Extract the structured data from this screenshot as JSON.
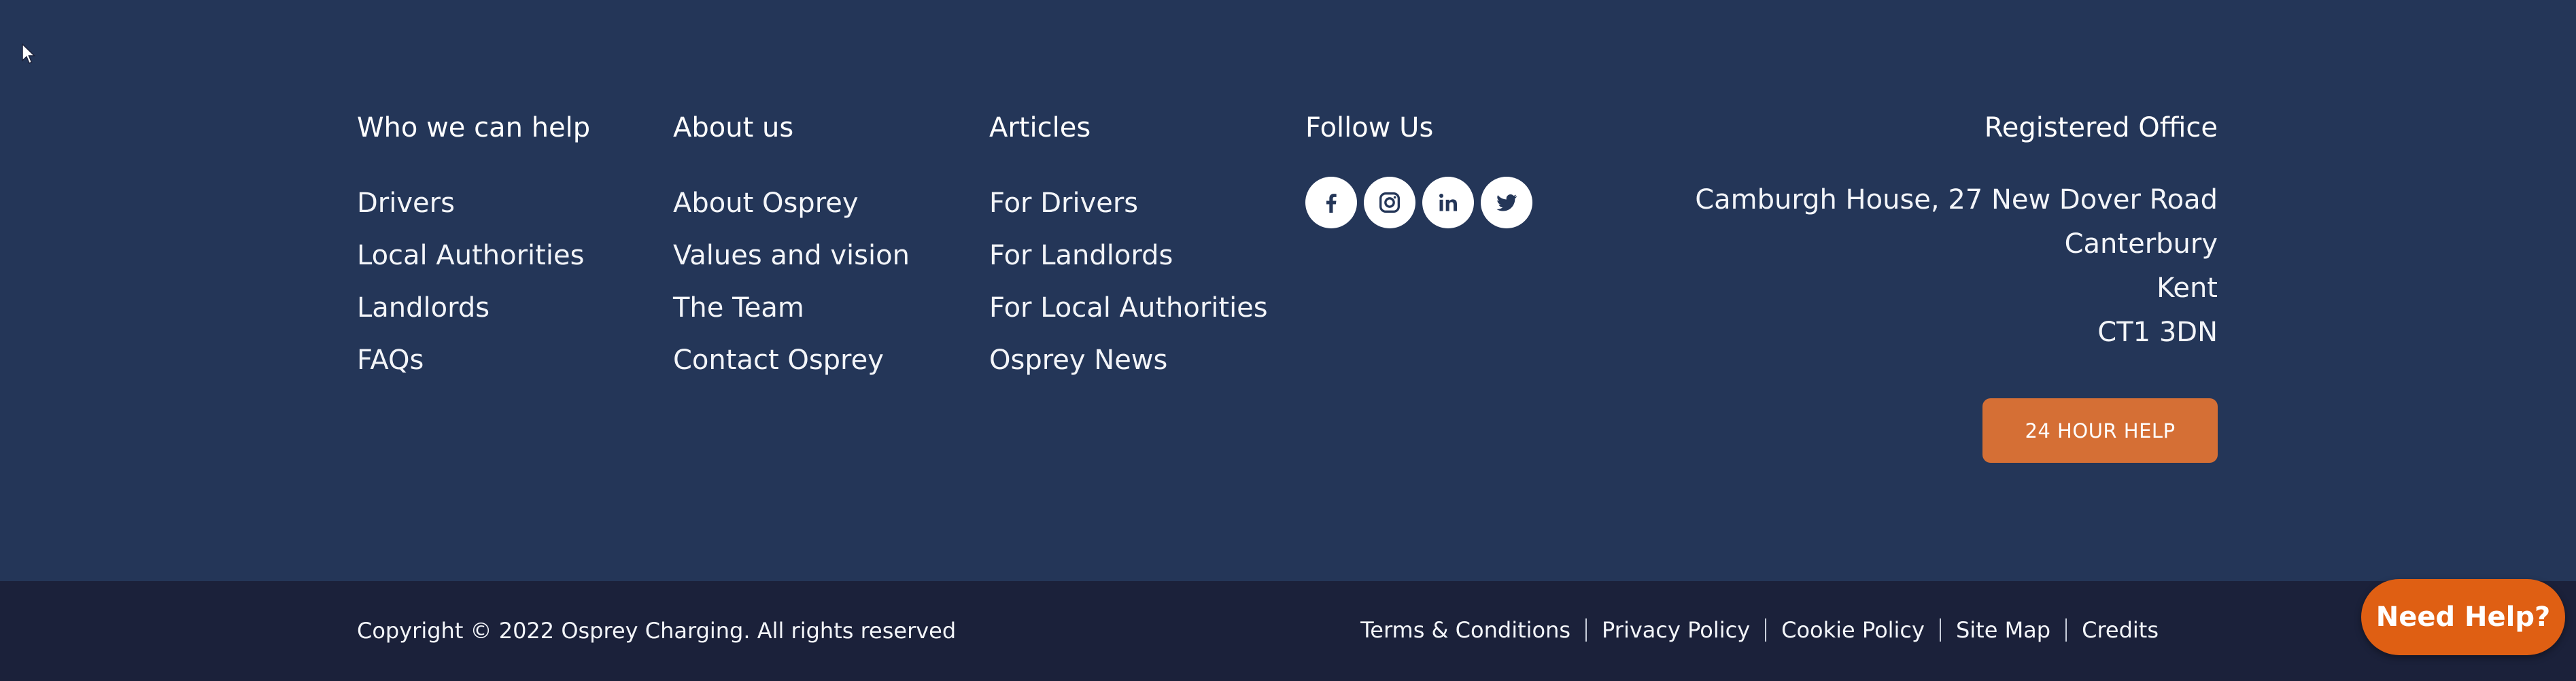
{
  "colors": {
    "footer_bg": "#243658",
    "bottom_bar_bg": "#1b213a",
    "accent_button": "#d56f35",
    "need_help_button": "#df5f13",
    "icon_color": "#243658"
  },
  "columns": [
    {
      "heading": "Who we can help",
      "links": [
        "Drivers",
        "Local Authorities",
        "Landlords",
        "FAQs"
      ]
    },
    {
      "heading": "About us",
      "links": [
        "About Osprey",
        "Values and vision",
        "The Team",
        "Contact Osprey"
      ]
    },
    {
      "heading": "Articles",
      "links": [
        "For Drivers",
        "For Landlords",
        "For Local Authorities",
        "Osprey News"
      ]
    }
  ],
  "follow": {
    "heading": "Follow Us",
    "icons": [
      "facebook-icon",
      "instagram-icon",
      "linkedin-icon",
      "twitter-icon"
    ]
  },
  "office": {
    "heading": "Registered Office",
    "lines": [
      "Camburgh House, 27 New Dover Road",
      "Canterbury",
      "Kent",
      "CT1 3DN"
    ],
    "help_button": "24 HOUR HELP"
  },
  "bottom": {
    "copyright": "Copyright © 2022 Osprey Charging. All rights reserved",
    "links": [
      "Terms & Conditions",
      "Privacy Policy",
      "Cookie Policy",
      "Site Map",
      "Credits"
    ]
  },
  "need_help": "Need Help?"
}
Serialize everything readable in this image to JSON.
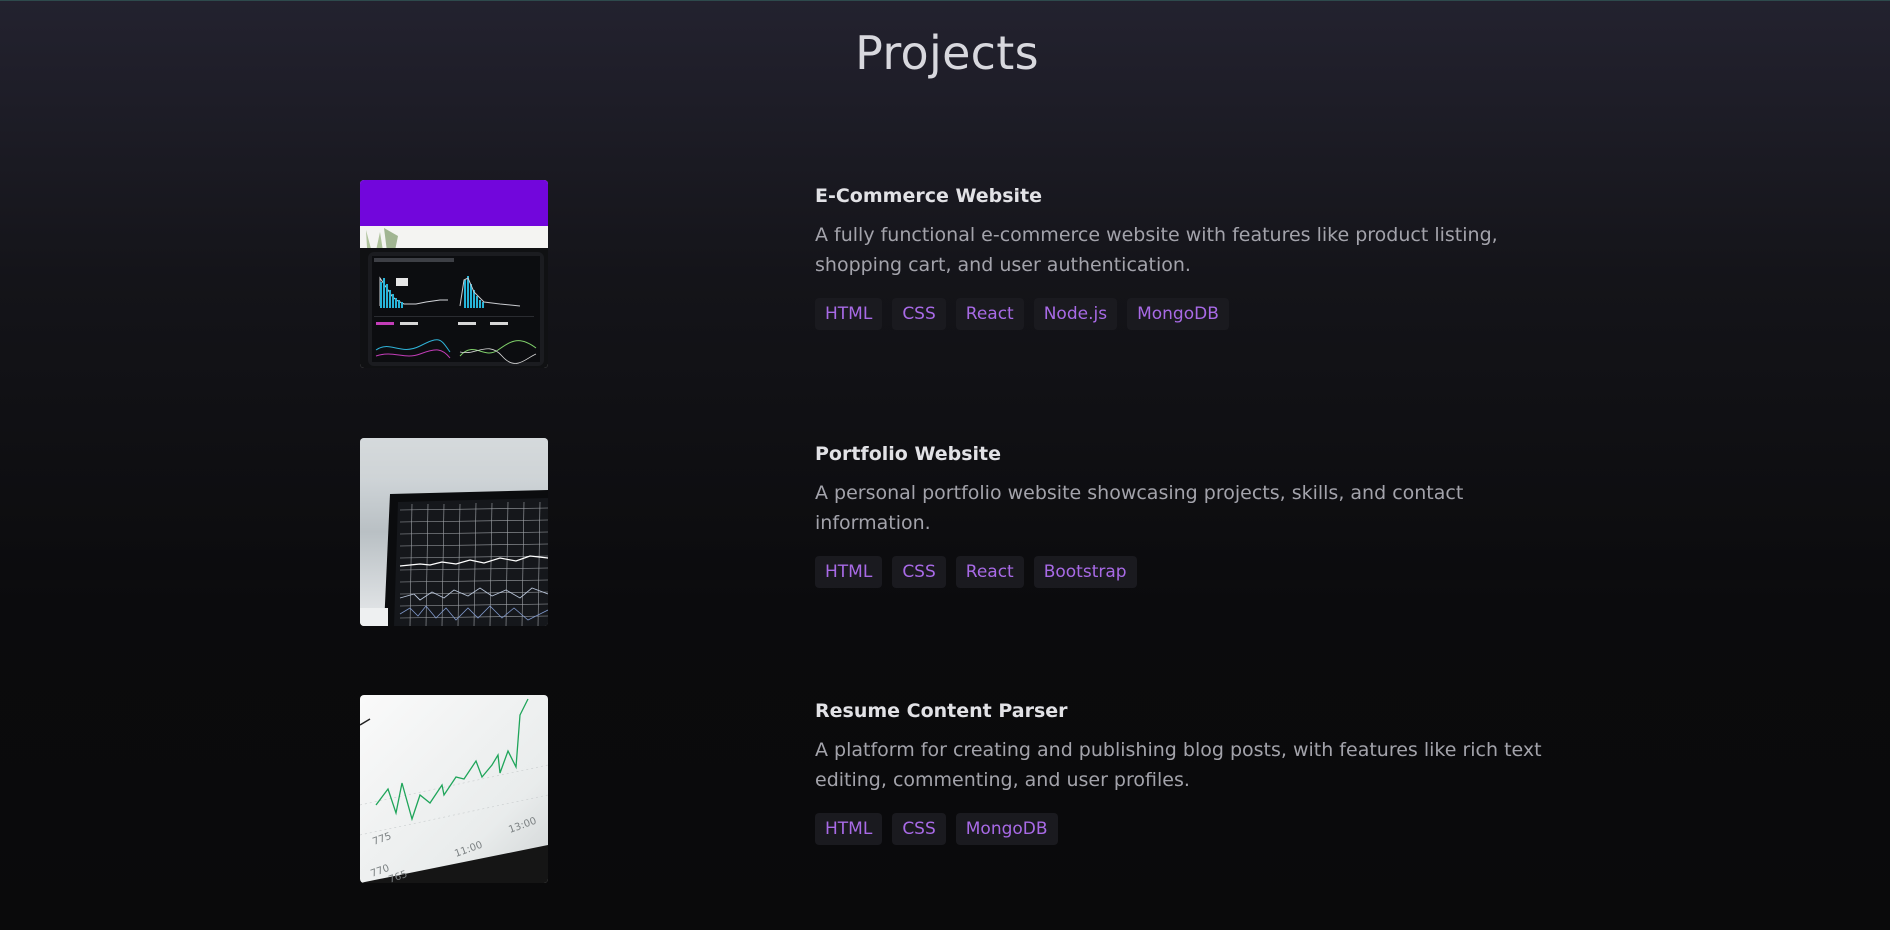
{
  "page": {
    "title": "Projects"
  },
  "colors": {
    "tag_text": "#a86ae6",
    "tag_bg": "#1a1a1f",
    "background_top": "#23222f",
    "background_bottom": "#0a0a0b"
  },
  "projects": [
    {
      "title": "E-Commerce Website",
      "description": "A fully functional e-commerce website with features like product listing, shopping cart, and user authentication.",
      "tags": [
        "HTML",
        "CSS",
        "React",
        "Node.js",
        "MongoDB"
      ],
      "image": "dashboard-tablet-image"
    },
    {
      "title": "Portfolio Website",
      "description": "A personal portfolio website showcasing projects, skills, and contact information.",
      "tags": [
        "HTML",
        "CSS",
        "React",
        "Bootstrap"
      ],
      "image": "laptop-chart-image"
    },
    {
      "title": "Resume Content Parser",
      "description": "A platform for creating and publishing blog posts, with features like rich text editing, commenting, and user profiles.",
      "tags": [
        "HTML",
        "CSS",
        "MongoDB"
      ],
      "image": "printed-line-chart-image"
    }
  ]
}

* DIRECTIONS
Output a faithful copy of the data, with each picture left out.

* RESULT OF THIS TASK
Extract the structured data from this screenshot as JSON.
{
  "colors": {
    "footer_bg": "#243658",
    "bottom_bar_bg": "#1b213a",
    "accent_button": "#d56f35",
    "need_help_button": "#df5f13",
    "icon_color": "#243658"
  },
  "columns": [
    {
      "heading": "Who we can help",
      "links": [
        "Drivers",
        "Local Authorities",
        "Landlords",
        "FAQs"
      ]
    },
    {
      "heading": "About us",
      "links": [
        "About Osprey",
        "Values and vision",
        "The Team",
        "Contact Osprey"
      ]
    },
    {
      "heading": "Articles",
      "links": [
        "For Drivers",
        "For Landlords",
        "For Local Authorities",
        "Osprey News"
      ]
    }
  ],
  "follow": {
    "heading": "Follow Us",
    "icons": [
      "facebook-icon",
      "instagram-icon",
      "linkedin-icon",
      "twitter-icon"
    ]
  },
  "office": {
    "heading": "Registered Office",
    "lines": [
      "Camburgh House, 27 New Dover Road",
      "Canterbury",
      "Kent",
      "CT1 3DN"
    ],
    "help_button": "24 HOUR HELP"
  },
  "bottom": {
    "copyright": "Copyright © 2022 Osprey Charging. All rights reserved",
    "links": [
      "Terms & Conditions",
      "Privacy Policy",
      "Cookie Policy",
      "Site Map",
      "Credits"
    ]
  },
  "need_help": "Need Help?"
}
Serialize everything readable in this image to JSON.
{
  "page": {
    "title": "Projects"
  },
  "colors": {
    "tag_text": "#a86ae6",
    "tag_bg": "#1a1a1f",
    "background_top": "#23222f",
    "background_bottom": "#0a0a0b"
  },
  "projects": [
    {
      "title": "E-Commerce Website",
      "description": "A fully functional e-commerce website with features like product listing, shopping cart, and user authentication.",
      "tags": [
        "HTML",
        "CSS",
        "React",
        "Node.js",
        "MongoDB"
      ],
      "image": "dashboard-tablet-image"
    },
    {
      "title": "Portfolio Website",
      "description": "A personal portfolio website showcasing projects, skills, and contact information.",
      "tags": [
        "HTML",
        "CSS",
        "React",
        "Bootstrap"
      ],
      "image": "laptop-chart-image"
    },
    {
      "title": "Resume Content Parser",
      "description": "A platform for creating and publishing blog posts, with features like rich text editing, commenting, and user profiles.",
      "tags": [
        "HTML",
        "CSS",
        "MongoDB"
      ],
      "image": "printed-line-chart-image"
    }
  ]
}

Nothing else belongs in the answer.